-------- SELECTED EXTRACT

The newspapers and websites are full of advice for the party, which is now clearly seen to be struggling to gain any kind of a foothold with electors who have become disillusioned at what might best be called the Party of Very Little Opposition.

Labour “must adopt new principles” according to an alliance of thinktanks and party intellectuals who have written to The Guardian; Ed Miliband has been told “don’t play safe” with the party’s manifesto according to an article on the same paper’s site.

The BBC News site has words from left-wing MP John Mann, calling on his party leader to stop trying to be “too clever” and be “much clearer” in setting out his policies.

We can probably discount the Telegraph article by Dan Hodges, claiming that Labour is “closed for business”. It plays to right-wing readers’ prejudices just a little too much.

Will Ed pay any attention to these pleas? Evidence suggests he will not.

I should clarify from the outset that, as a Labour member, I want the Party to win in 2015 (and also to gain the lion’s share of the vote in May’s European elections).

But Miliband seems to be living in a world of his own, insulated from the rest of the Labour Party – not to mention supporters of Labour ideals who are not members – by a small group of (not-so-special) advisers who, it’s claimed, intercept any decent ideas before they get to the party leader and spin them until they turn to drivel. Whether this is true or not seems immaterial as this is the perception of the general public.

And perception is everything.

As I write this article I have just received a comment stating that “Miliband’s strategy for the next election seems to be a) to accept the Tory frame of reference for any given argument and b) to then concede the field of battle on that issue, whatever it is, without a shot being fired.” This is a common complaint, and Labour has no answer to it.

Why do Miliband, Balls, Tristram Hunt (notably), Rachel Reeves (lamentably) and all the other Labour frontbenchers blithely accept the Coalition’s terms of reference on any issue, against the wishes of their own backbenchers, their party as a whole and the public at large?

Are they really just a gang of greedy moneygrubbers, determined to screw the country for whatever they can get? That in itself would be a betrayal of Labour Party ideals and their constituency parties should deselect them if members believed that to be the case for one moment.

Are they a gang of neoliberals, their political philosophy so close to that of the Conservatives that you can’t get a credit card between them? This rings threateningly true in the cases of Oxford PPE graduats Ed Balls and Yvette Cooper, ex-Bank of England employee Rachel Reeves and Tristram Hunt. But Ed Miliband is (famously) the son of a Marxist. He, above all, should know better.

The trouble is, David Miliband is the son of the same Marxist and he was as much a part of the neoliberal New Labour Red Tory deception as Tony Blair and Gordon Brown.

----------------
-------- PROVIDED ENTRIES

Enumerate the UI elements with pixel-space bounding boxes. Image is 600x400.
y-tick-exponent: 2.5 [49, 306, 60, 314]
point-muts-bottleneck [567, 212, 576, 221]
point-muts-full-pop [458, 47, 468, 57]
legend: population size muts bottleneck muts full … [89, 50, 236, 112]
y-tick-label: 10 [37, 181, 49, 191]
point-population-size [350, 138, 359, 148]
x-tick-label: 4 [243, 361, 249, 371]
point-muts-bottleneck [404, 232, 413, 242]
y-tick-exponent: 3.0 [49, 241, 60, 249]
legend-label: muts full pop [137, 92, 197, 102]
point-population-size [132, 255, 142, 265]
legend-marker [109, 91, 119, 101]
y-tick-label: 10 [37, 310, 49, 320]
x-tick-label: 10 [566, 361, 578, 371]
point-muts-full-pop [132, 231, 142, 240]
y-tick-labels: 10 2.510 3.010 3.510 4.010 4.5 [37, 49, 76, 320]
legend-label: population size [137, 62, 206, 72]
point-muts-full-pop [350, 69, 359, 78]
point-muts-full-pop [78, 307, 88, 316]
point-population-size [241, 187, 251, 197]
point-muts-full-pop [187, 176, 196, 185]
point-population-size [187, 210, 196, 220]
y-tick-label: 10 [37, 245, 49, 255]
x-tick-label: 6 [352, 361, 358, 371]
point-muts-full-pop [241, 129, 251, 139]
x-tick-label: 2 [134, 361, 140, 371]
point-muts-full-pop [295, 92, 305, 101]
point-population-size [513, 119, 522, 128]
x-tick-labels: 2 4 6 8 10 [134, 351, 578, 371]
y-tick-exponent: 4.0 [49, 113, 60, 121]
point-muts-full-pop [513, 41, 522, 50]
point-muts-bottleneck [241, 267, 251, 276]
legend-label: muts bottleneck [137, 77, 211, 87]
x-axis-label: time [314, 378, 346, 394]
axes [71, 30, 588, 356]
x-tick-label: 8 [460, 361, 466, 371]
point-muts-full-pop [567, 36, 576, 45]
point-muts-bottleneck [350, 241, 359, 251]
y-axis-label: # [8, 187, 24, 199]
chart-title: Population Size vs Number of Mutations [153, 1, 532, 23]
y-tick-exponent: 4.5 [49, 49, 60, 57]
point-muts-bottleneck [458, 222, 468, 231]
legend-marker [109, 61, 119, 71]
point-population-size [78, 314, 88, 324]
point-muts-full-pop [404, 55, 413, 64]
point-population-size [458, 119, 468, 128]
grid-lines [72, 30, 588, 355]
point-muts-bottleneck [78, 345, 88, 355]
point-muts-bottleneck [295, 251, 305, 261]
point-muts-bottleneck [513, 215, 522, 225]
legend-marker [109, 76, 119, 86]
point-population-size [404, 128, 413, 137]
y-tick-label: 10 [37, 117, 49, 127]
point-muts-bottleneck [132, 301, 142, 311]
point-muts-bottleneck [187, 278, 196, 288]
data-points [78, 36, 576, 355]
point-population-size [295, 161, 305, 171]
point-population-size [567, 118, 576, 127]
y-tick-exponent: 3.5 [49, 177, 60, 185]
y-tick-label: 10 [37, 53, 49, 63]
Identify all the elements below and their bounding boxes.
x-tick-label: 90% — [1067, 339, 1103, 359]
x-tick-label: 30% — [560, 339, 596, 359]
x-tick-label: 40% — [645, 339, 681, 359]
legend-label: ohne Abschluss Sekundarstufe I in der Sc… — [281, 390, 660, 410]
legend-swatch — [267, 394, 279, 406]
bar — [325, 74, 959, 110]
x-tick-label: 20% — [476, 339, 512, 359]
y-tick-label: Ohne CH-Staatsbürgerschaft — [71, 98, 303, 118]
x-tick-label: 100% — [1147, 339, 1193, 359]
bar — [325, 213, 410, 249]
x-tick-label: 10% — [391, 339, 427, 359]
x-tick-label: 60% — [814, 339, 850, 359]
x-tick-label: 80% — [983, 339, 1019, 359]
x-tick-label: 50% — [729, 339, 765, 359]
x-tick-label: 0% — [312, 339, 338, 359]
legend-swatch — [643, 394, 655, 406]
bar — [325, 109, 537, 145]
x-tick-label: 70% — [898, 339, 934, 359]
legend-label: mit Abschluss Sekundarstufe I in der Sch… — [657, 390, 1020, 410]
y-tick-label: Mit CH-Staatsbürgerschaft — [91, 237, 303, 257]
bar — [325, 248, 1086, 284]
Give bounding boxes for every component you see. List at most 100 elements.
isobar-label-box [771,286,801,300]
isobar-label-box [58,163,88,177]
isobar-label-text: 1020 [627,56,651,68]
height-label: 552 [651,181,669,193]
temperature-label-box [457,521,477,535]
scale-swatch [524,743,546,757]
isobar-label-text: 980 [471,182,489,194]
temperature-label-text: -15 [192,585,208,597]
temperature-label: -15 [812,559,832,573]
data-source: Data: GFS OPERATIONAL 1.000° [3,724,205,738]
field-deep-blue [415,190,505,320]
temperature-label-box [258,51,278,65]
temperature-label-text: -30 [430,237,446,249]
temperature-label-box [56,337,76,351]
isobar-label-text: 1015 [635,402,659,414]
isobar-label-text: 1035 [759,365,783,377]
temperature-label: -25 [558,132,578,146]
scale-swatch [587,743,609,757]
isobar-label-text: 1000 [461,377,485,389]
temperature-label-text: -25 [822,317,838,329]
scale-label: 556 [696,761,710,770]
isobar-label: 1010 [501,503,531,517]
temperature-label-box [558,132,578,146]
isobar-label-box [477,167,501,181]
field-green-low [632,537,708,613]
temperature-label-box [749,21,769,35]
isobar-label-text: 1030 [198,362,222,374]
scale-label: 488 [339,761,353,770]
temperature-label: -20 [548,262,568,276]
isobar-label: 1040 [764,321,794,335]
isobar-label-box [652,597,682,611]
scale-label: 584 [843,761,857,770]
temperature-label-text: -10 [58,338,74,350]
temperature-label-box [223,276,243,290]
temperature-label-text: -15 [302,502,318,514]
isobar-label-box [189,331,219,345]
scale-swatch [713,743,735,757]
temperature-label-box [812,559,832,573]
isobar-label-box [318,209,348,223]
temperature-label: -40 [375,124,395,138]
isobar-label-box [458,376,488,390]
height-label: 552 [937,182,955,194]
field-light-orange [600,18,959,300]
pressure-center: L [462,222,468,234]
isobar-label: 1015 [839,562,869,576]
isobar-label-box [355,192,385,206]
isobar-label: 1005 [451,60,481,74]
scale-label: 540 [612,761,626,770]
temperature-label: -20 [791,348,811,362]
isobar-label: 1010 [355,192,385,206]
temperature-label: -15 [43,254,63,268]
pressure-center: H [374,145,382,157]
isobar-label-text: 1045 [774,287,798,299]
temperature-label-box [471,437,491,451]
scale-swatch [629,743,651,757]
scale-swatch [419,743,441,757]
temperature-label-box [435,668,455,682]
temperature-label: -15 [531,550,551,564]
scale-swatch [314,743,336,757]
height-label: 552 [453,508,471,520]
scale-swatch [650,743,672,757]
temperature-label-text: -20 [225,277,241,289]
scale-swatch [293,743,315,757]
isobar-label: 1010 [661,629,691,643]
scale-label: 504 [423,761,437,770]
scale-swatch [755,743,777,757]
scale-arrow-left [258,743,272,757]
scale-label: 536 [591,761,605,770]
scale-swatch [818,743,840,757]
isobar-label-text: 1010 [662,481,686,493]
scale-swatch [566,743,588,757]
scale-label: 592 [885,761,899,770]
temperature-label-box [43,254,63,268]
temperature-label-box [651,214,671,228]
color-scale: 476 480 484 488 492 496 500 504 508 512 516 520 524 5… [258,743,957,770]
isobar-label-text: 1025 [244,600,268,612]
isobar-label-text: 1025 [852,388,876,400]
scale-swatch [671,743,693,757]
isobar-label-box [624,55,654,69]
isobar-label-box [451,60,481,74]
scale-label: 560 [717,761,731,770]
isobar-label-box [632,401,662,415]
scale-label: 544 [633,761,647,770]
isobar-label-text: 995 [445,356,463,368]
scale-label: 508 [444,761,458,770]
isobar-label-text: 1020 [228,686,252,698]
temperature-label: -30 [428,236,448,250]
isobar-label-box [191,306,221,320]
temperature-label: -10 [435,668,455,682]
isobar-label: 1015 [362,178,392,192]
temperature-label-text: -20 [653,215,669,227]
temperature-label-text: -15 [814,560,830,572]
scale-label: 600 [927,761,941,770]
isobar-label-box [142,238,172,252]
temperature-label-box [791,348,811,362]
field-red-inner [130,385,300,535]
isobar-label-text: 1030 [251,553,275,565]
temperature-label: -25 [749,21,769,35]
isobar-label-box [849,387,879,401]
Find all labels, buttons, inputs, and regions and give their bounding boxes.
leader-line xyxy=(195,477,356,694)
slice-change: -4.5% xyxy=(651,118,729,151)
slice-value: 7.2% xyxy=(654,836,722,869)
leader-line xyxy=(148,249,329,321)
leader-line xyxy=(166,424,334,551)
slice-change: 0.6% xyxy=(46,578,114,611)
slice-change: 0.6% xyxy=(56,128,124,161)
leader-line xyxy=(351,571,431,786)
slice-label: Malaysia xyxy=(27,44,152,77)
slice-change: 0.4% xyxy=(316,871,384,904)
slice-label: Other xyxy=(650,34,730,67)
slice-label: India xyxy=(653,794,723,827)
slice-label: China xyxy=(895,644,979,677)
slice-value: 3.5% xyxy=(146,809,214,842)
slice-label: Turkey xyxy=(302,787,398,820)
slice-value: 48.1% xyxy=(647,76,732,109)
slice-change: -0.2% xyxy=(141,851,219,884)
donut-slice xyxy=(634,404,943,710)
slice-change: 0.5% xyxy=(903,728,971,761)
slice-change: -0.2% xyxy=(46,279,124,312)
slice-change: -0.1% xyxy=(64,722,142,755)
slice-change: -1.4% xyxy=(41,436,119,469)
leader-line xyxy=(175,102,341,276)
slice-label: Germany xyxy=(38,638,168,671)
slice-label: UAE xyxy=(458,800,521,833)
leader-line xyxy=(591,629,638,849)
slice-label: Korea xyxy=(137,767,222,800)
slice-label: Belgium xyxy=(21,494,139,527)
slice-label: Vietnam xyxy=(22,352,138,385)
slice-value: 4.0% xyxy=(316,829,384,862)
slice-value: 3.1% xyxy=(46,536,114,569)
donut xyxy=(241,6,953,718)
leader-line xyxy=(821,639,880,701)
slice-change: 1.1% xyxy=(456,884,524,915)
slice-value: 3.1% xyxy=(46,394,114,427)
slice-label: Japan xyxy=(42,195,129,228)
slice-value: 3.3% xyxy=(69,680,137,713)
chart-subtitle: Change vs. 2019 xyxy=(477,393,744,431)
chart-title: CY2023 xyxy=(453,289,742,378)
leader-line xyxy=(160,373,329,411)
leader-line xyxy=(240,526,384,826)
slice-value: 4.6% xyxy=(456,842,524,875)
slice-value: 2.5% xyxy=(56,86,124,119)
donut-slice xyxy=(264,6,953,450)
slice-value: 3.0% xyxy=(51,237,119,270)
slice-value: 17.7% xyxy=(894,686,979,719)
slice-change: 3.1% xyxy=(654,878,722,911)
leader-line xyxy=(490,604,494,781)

----------------

▶ [TASKS]:
**A.** In the records, from the first line up to and including the line with "point-population-size [241, 187, 251, 197]", replace "point-muts-full-pop" with "point-mutations-full-population" and leave everything else unchanged. Give back only those lines.
**B.** Continue the commentary on Ed Miliband's leadership of Labour from the point where it stops.

▶ [RESPONSES TO THE TASKS]:
**A.**
Enumerate the UI elements with pixel-space bounding boxes. Image is 600x400.
y-tick-exponent: 2.5 [49, 306, 60, 314]
point-muts-bottleneck [567, 212, 576, 221]
point-mutations-full-population [458, 47, 468, 57]
legend: population size muts bottleneck muts full … [89, 50, 236, 112]
y-tick-label: 10 [37, 181, 49, 191]
point-population-size [350, 138, 359, 148]
x-tick-label: 4 [243, 361, 249, 371]
point-muts-bottleneck [404, 232, 413, 242]
y-tick-exponent: 3.0 [49, 241, 60, 249]
legend-label: muts full pop [137, 92, 197, 102]
point-population-size [132, 255, 142, 265]
legend-marker [109, 91, 119, 101]
y-tick-label: 10 [37, 310, 49, 320]
x-tick-label: 10 [566, 361, 578, 371]
point-mutations-full-population [132, 231, 142, 240]
y-tick-labels: 10 2.510 3.010 3.510 4.010 4.5 [37, 49, 76, 320]
legend-label: population size [137, 62, 206, 72]
point-mutations-full-population [350, 69, 359, 78]
point-mutations-full-population [78, 307, 88, 316]
point-population-size [241, 187, 251, 197]

**B.**
Oh look – another comment has just arrived. “More people don’t bother to vote because they feel that we as a people have moved on and all we really want is people who will represent us honestly, by majority and with no hidden agendas, backhanders or lobbyists pulling the strings. I don’t see any evidence that the present government or the Labour Party are capable or willing to do just that… They should have the courage to change and become the voice of the people.”

Become the voice of the people. The meaning is clear – Labour is not currently representing anybody at all.

Is this true? Let’s look at some of the other comments on my (left-leaning, let’s not forget) blog. These are from people who are generally sympathetic to Socialism and who should, therefore, see Labour as the natural home of their vote. What do they say?

“[Is it] any wonder [that] 1. People don’t vote because they are seen as “all the bloody same”? and 2. The perceived differences have become so minuscule?”

“Until Labour wakes up and realises it is the welfare cuts that are a major concern to most of us and to anyone who has a conscience, they will lose the next election due to apathy.”

“Labour have to do something different to what they have up to now but they don’t seem to want to. Are they scared of being in government over a country in the state it is?”

“Labour have had four years to do something – anything – to fight against the welfare cuts, and to help the people they are supposed to be the party for! They’ve really done nothing when all is said and done.”

If Ed Miliband was reading this, I would be asking if he was getting the message yet (are you, Ed?) and what he proposes to do about it. You think not? Let’s have some more comments from people who should be supporting Labour – I’ve got plenty of them!

“There has been absolutely no fight in this opposition and I am ashamed of them.”

“People need a reason to apply their votes to Labour and Miliband-Balls are not providing them with one. They are sleepwalking into another hung Parliament and a very real risk of the Tories teaming up with UKIP. Then we’ll really see Nazism grip this country.”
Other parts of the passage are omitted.